◆ The exercise
Count the lines below that contain the string "binaries", matching case exactly, and give only the number.

[Item position lines]
■ ■ ■ ■ ■
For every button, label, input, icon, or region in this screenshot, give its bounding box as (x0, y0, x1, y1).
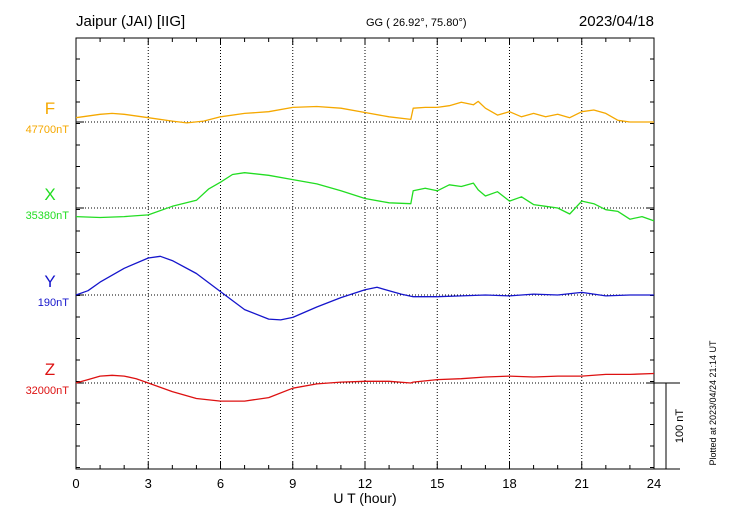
x-tick-label: 9 (289, 476, 296, 491)
x-tick-label: 24 (647, 476, 661, 491)
channel-y-baseline: 190nT (38, 297, 69, 309)
scale-bar (654, 382, 680, 470)
channel-x-baseline: 35380nT (26, 210, 70, 222)
grid (76, 38, 654, 469)
series-x-line (75, 172, 655, 222)
station-title: Jaipur (JAI) [IIG] (76, 13, 185, 30)
channel-z-label: Z (45, 360, 55, 379)
x-tick-label: 12 (358, 476, 372, 491)
scale-bar-label: 100 nT (674, 409, 686, 444)
x-tick-label: 21 (575, 476, 589, 491)
series-z-line (75, 372, 655, 402)
channel-f-baseline: 47700nT (26, 124, 70, 136)
series-y-line (75, 255, 654, 321)
channel-y-label: Y (44, 272, 55, 291)
plot-timestamp: Plotted at 2023/04/24 21:14 UT (708, 340, 718, 466)
coordinates: GG ( 26.92°, 75.80°) (366, 17, 467, 29)
x-axis-label: U T (hour) (333, 490, 396, 506)
series-f-line (75, 100, 654, 124)
series-group (75, 100, 655, 402)
tick-marks (75, 38, 655, 469)
x-tick-label: 6 (217, 476, 224, 491)
x-tick-label: 0 (72, 476, 79, 491)
x-tick-label: 3 (145, 476, 152, 491)
channel-labels: F 47700nT X 35380nT Y 190nT Z 32000nT (26, 99, 70, 397)
x-tick-label: 18 (502, 476, 516, 491)
channel-z-baseline: 32000nT (26, 385, 70, 397)
channel-x-label: X (44, 185, 55, 204)
channel-f-label: F (45, 99, 55, 118)
x-tick-labels: 0 3 6 9 12 15 18 21 24 (72, 476, 661, 491)
date: 2023/04/18 (579, 13, 654, 30)
x-tick-label: 15 (430, 476, 444, 491)
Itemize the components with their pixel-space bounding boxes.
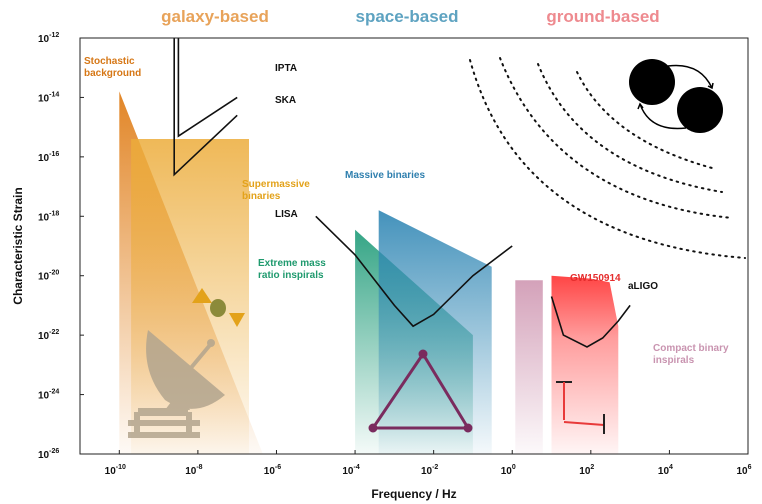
label-gw150914: GW150914: [570, 273, 621, 284]
label-stochastic-background: Stochastic: [84, 56, 135, 67]
x-tick-label: 10-8: [185, 464, 202, 477]
x-tick-label: 104: [658, 464, 673, 477]
label-extreme-mass-ratio-inspirals: Extreme mass: [258, 258, 326, 269]
x-tick-label: 10-6: [264, 464, 281, 477]
region-compact-binary-inspirals: [515, 280, 543, 454]
x-tick-label: 100: [501, 464, 516, 477]
curve-ska: [173, 38, 238, 177]
gravitational-wave-ripples: [469, 57, 746, 259]
label-compact-binary-inspirals: Compact binary: [653, 343, 729, 354]
y-tick-label: 10-20: [38, 270, 59, 283]
y-tick-label: 10-12: [38, 32, 59, 45]
curve-lisa: [315, 215, 513, 328]
y-axis-label: Characteristic Strain: [11, 187, 25, 304]
sensitivity-curves: [173, 38, 631, 348]
pulsar-beam-down-icon: [229, 313, 245, 327]
label-massive-binaries: Massive binaries: [345, 170, 425, 181]
y-tick-label: 10-22: [38, 329, 59, 342]
y-tick-label: 10-14: [38, 91, 59, 104]
y-tick-label: 10-26: [38, 448, 59, 461]
x-tick-label: 10-4: [342, 464, 359, 477]
y-tick-label: 10-24: [38, 389, 59, 402]
label-aligo: aLIGO: [628, 281, 658, 292]
label-stochastic-background: background: [84, 68, 141, 79]
lisa-constellation-icon: [368, 349, 473, 433]
curve-ipta: [177, 38, 238, 138]
category-galaxy-based: galaxy-based: [161, 7, 269, 26]
axis-ticks: 10-10 10-8 10-6 10-4 10-2 100 102 104 106 10-12 10…: [38, 32, 752, 477]
region-massive-binaries: [378, 210, 492, 454]
label-lisa: LISA: [275, 209, 298, 220]
pulsar-icon: [210, 299, 226, 317]
radio-telescope-icon: [128, 330, 225, 438]
x-tick-label: 106: [736, 464, 751, 477]
x-axis-label: Frequency / Hz: [371, 487, 456, 501]
curve-aligo: [550, 296, 631, 348]
y-tick-label: 10-16: [38, 151, 59, 164]
label-extreme-mass-ratio-inspirals: ratio inspirals: [258, 270, 324, 281]
label-supermassive-binaries: Supermassive: [242, 179, 310, 190]
x-tick-label: 10-2: [421, 464, 438, 477]
plot-frame: [79, 37, 749, 455]
label-ska: SKA: [275, 95, 296, 106]
pulsar-beam-up-icon: [192, 288, 212, 303]
label-ipta: IPTA: [275, 63, 297, 74]
category-space-based: space-based: [356, 7, 459, 26]
binary-black-holes-icon: [629, 59, 723, 133]
axes: [79, 37, 749, 455]
y-tick-label: 10-18: [38, 210, 59, 223]
decorative-illustrations: [128, 57, 746, 438]
category-ground-based: ground-based: [546, 7, 659, 26]
region-gw150914: [551, 275, 619, 454]
label-compact-binary-inspirals: inspirals: [653, 355, 695, 366]
category-headers: galaxy-based space-based ground-based: [161, 7, 660, 26]
label-supermassive-binaries: binaries: [242, 191, 281, 202]
x-tick-label: 102: [579, 464, 594, 477]
x-tick-label: 10-10: [105, 464, 126, 477]
strain-trace-icon: [556, 381, 605, 434]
■ ■ ■ ■ ■
◆ Solution to the problem
4